[Start of Extracted records]

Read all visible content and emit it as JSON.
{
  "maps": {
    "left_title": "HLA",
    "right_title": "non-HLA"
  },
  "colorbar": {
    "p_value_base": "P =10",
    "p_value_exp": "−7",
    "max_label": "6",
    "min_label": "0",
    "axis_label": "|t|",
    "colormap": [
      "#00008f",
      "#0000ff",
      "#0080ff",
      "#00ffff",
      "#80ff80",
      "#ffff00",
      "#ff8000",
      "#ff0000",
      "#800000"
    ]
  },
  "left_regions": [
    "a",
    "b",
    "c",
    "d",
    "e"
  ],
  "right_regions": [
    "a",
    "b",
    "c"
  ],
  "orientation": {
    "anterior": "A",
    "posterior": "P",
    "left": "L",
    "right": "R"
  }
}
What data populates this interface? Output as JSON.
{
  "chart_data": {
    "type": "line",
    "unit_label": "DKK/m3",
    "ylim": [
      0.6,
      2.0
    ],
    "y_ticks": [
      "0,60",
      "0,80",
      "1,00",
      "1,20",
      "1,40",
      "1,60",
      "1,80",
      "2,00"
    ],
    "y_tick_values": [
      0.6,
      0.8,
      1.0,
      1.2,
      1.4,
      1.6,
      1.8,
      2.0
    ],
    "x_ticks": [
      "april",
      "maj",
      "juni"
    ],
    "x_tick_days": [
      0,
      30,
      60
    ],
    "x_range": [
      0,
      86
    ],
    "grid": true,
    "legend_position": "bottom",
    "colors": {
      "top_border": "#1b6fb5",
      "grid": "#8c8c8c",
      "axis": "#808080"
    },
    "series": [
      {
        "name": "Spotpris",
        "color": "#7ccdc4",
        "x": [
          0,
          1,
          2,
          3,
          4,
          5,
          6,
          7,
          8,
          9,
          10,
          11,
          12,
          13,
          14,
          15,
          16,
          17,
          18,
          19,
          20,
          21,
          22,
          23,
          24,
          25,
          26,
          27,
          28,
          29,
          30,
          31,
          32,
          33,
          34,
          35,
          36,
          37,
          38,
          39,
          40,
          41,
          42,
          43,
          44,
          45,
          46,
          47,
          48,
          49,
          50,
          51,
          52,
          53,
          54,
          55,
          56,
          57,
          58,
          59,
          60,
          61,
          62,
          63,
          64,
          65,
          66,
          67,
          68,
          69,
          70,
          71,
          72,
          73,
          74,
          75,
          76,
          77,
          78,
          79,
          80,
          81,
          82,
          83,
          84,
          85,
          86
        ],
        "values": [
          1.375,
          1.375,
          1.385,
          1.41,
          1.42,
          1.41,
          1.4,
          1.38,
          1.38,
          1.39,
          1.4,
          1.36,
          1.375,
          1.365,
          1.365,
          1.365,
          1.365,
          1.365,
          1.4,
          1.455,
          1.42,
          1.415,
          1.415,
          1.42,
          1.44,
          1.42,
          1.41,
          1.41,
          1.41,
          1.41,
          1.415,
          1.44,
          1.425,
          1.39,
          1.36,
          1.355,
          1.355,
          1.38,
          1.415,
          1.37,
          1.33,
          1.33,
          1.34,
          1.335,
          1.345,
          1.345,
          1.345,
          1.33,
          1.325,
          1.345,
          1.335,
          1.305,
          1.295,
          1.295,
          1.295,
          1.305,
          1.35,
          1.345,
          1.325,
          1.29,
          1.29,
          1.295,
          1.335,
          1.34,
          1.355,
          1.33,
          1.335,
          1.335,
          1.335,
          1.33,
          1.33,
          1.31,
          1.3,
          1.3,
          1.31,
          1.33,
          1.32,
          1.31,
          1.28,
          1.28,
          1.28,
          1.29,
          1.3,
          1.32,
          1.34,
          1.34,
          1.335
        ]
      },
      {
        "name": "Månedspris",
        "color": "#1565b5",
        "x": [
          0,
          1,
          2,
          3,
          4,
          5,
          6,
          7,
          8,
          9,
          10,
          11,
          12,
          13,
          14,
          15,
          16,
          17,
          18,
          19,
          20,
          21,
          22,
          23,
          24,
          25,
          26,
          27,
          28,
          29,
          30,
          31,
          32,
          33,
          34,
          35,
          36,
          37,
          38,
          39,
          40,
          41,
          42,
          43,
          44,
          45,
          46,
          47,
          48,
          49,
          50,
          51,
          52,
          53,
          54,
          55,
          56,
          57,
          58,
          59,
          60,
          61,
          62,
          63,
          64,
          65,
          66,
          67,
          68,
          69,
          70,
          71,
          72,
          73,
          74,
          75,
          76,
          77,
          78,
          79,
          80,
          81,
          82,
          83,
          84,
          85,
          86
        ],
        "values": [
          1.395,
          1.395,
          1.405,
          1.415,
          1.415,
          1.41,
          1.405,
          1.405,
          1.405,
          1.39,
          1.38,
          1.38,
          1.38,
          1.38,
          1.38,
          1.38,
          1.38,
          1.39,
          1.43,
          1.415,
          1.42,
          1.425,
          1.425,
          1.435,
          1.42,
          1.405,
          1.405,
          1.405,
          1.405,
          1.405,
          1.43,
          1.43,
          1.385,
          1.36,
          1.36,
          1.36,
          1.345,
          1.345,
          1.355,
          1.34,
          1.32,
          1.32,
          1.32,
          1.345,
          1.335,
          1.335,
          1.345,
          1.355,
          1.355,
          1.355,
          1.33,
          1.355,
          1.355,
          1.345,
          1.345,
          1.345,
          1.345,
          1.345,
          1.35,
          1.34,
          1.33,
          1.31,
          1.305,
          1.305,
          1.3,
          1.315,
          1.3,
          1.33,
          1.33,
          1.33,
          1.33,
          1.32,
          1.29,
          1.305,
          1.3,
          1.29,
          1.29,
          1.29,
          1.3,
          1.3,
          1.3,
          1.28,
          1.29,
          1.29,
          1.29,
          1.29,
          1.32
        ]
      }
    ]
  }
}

[End of Extracted records]

Repeat every record, exactly as written.

_Exercise result_:
Read all visible content and emit it as JSON.
{
  "maps": {
    "left_title": "HLA",
    "right_title": "non-HLA"
  },
  "colorbar": {
    "p_value_base": "P =10",
    "p_value_exp": "−7",
    "max_label": "6",
    "min_label": "0",
    "axis_label": "|t|",
    "colormap": [
      "#00008f",
      "#0000ff",
      "#0080ff",
      "#00ffff",
      "#80ff80",
      "#ffff00",
      "#ff8000",
      "#ff0000",
      "#800000"
    ]
  },
  "left_regions": [
    "a",
    "b",
    "c",
    "d",
    "e"
  ],
  "right_regions": [
    "a",
    "b",
    "c"
  ],
  "orientation": {
    "anterior": "A",
    "posterior": "P",
    "left": "L",
    "right": "R"
  }
}
What data populates this interface? Output as JSON.
{
  "chart_data": {
    "type": "line",
    "unit_label": "DKK/m3",
    "ylim": [
      0.6,
      2.0
    ],
    "y_ticks": [
      "0,60",
      "0,80",
      "1,00",
      "1,20",
      "1,40",
      "1,60",
      "1,80",
      "2,00"
    ],
    "y_tick_values": [
      0.6,
      0.8,
      1.0,
      1.2,
      1.4,
      1.6,
      1.8,
      2.0
    ],
    "x_ticks": [
      "april",
      "maj",
      "juni"
    ],
    "x_tick_days": [
      0,
      30,
      60
    ],
    "x_range": [
      0,
      86
    ],
    "grid": true,
    "legend_position": "bottom",
    "colors": {
      "top_border": "#1b6fb5",
      "grid": "#8c8c8c",
      "axis": "#808080"
    },
    "series": [
      {
        "name": "Spotpris",
        "color": "#7ccdc4",
        "x": [
          0,
          1,
          2,
          3,
          4,
          5,
          6,
          7,
          8,
          9,
          10,
          11,
          12,
          13,
          14,
          15,
          16,
          17,
          18,
          19,
          20,
          21,
          22,
          23,
          24,
          25,
          26,
          27,
          28,
          29,
          30,
          31,
          32,
          33,
          34,
          35,
          36,
          37,
          38,
          39,
          40,
          41,
          42,
          43,
          44,
          45,
          46,
          47,
          48,
          49,
          50,
          51,
          52,
          53,
          54,
          55,
          56,
          57,
          58,
          59,
          60,
          61,
          62,
          63,
          64,
          65,
          66,
          67,
          68,
          69,
          70,
          71,
          72,
          73,
          74,
          75,
          76,
          77,
          78,
          79,
          80,
          81,
          82,
          83,
          84,
          85,
          86
        ],
        "values": [
          1.375,
          1.375,
          1.385,
          1.41,
          1.42,
          1.41,
          1.4,
          1.38,
          1.38,
          1.39,
          1.4,
          1.36,
          1.375,
          1.365,
          1.365,
          1.365,
          1.365,
          1.365,
          1.4,
          1.455,
          1.42,
          1.415,
          1.415,
          1.42,
          1.44,
          1.42,
          1.41,
          1.41,
          1.41,
          1.41,
          1.415,
          1.44,
          1.425,
          1.39,
          1.36,
          1.355,
          1.355,
          1.38,
          1.415,
          1.37,
          1.33,
          1.33,
          1.34,
          1.335,
          1.345,
          1.345,
          1.345,
          1.33,
          1.325,
          1.345,
          1.335,
          1.305,
          1.295,
          1.295,
          1.295,
          1.305,
          1.35,
          1.345,
          1.325,
          1.29,
          1.29,
          1.295,
          1.335,
          1.34,
          1.355,
          1.33,
          1.335,
          1.335,
          1.335,
          1.33,
          1.33,
          1.31,
          1.3,
          1.3,
          1.31,
          1.33,
          1.32,
          1.31,
          1.28,
          1.28,
          1.28,
          1.29,
          1.3,
          1.32,
          1.34,
          1.34,
          1.335
        ]
      },
      {
        "name": "Månedspris",
        "color": "#1565b5",
        "x": [
          0,
          1,
          2,
          3,
          4,
          5,
          6,
          7,
          8,
          9,
          10,
          11,
          12,
          13,
          14,
          15,
          16,
          17,
          18,
          19,
          20,
          21,
          22,
          23,
          24,
          25,
          26,
          27,
          28,
          29,
          30,
          31,
          32,
          33,
          34,
          35,
          36,
          37,
          38,
          39,
          40,
          41,
          42,
          43,
          44,
          45,
          46,
          47,
          48,
          49,
          50,
          51,
          52,
          53,
          54,
          55,
          56,
          57,
          58,
          59,
          60,
          61,
          62,
          63,
          64,
          65,
          66,
          67,
          68,
          69,
          70,
          71,
          72,
          73,
          74,
          75,
          76,
          77,
          78,
          79,
          80,
          81,
          82,
          83,
          84,
          85,
          86
        ],
        "values": [
          1.395,
          1.395,
          1.405,
          1.415,
          1.415,
          1.41,
          1.405,
          1.405,
          1.405,
          1.39,
          1.38,
          1.38,
          1.38,
          1.38,
          1.38,
          1.38,
          1.38,
          1.39,
          1.43,
          1.415,
          1.42,
          1.425,
          1.425,
          1.435,
          1.42,
          1.405,
          1.405,
          1.405,
          1.405,
          1.405,
          1.43,
          1.43,
          1.385,
          1.36,
          1.36,
          1.36,
          1.345,
          1.345,
          1.355,
          1.34,
          1.32,
          1.32,
          1.32,
          1.345,
          1.335,
          1.335,
          1.345,
          1.355,
          1.355,
          1.355,
          1.33,
          1.355,
          1.355,
          1.345,
          1.345,
          1.345,
          1.345,
          1.345,
          1.35,
          1.34,
          1.33,
          1.31,
          1.305,
          1.305,
          1.3,
          1.315,
          1.3,
          1.33,
          1.33,
          1.33,
          1.33,
          1.32,
          1.29,
          1.305,
          1.3,
          1.29,
          1.29,
          1.29,
          1.3,
          1.3,
          1.3,
          1.28,
          1.29,
          1.29,
          1.29,
          1.29,
          1.32
        ]
      }
    ]
  }
}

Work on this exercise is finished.